▸ EXERCISE DIRECTIONS: Will you write out the data exactly, excluding every picture?

-- RECORDS PROVIDED start --

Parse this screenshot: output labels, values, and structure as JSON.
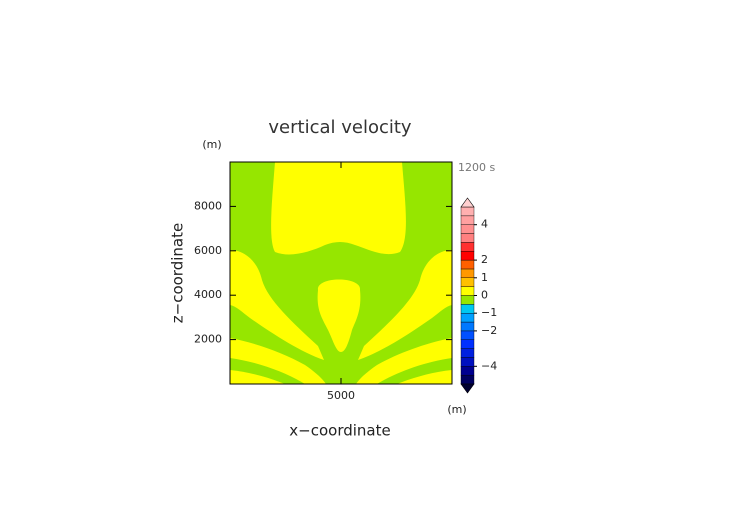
{
  "chart_data": {
    "type": "contour",
    "title": "vertical velocity",
    "x_label": "x−coordinate",
    "y_label": "z−coordinate",
    "x_unit": "(m)",
    "y_unit": "(m)",
    "time_label": "1200 s",
    "xlim": [
      0,
      10000
    ],
    "ylim": [
      0,
      10000
    ],
    "xticks": [
      5000
    ],
    "yticks": [
      2000,
      4000,
      6000,
      8000
    ],
    "colorbar": {
      "lim": [
        -5,
        5
      ],
      "levels": [
        -5,
        -4.5,
        -4,
        -3.5,
        -3,
        -2.5,
        -2,
        -1.5,
        -1,
        -0.5,
        0,
        0.5,
        1,
        1.5,
        2,
        2.5,
        3,
        3.5,
        4,
        4.5,
        5
      ],
      "colors": [
        "#000060",
        "#000090",
        "#0010c0",
        "#0020e0",
        "#0030ff",
        "#0050ff",
        "#0078ff",
        "#00a0ff",
        "#00c8f0",
        "#96e600",
        "#ffff00",
        "#ffc000",
        "#ff9800",
        "#ff6000",
        "#ff0000",
        "#ff3030",
        "#ff8080",
        "#ff9090",
        "#ffa0a0",
        "#ffb0b0"
      ],
      "over_color": "#ffd0d0",
      "under_color": "#000030",
      "ticks": [
        {
          "value": -4,
          "label": "−4"
        },
        {
          "value": -2,
          "label": "−2"
        },
        {
          "value": -1,
          "label": "−1"
        },
        0,
        1,
        2,
        4
      ]
    }
  }
}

-- RECORDS PROVIDED end --

▸ EXERCISE RESULT:
Parse this screenshot: output labels, values, and structure as JSON.
{
  "chart_data": {
    "type": "contour",
    "title": "vertical velocity",
    "x_label": "x−coordinate",
    "y_label": "z−coordinate",
    "x_unit": "(m)",
    "y_unit": "(m)",
    "time_label": "1200 s",
    "xlim": [
      0,
      10000
    ],
    "ylim": [
      0,
      10000
    ],
    "xticks": [
      5000
    ],
    "yticks": [
      2000,
      4000,
      6000,
      8000
    ],
    "colorbar": {
      "lim": [
        -5,
        5
      ],
      "levels": [
        -5,
        -4.5,
        -4,
        -3.5,
        -3,
        -2.5,
        -2,
        -1.5,
        -1,
        -0.5,
        0,
        0.5,
        1,
        1.5,
        2,
        2.5,
        3,
        3.5,
        4,
        4.5,
        5
      ],
      "colors": [
        "#000060",
        "#000090",
        "#0010c0",
        "#0020e0",
        "#0030ff",
        "#0050ff",
        "#0078ff",
        "#00a0ff",
        "#00c8f0",
        "#96e600",
        "#ffff00",
        "#ffc000",
        "#ff9800",
        "#ff6000",
        "#ff0000",
        "#ff3030",
        "#ff8080",
        "#ff9090",
        "#ffa0a0",
        "#ffb0b0"
      ],
      "over_color": "#ffd0d0",
      "under_color": "#000030",
      "ticks": [
        {
          "value": -4,
          "label": "−4"
        },
        {
          "value": -2,
          "label": "−2"
        },
        {
          "value": -1,
          "label": "−1"
        },
        0,
        1,
        2,
        4
      ]
    }
  }
}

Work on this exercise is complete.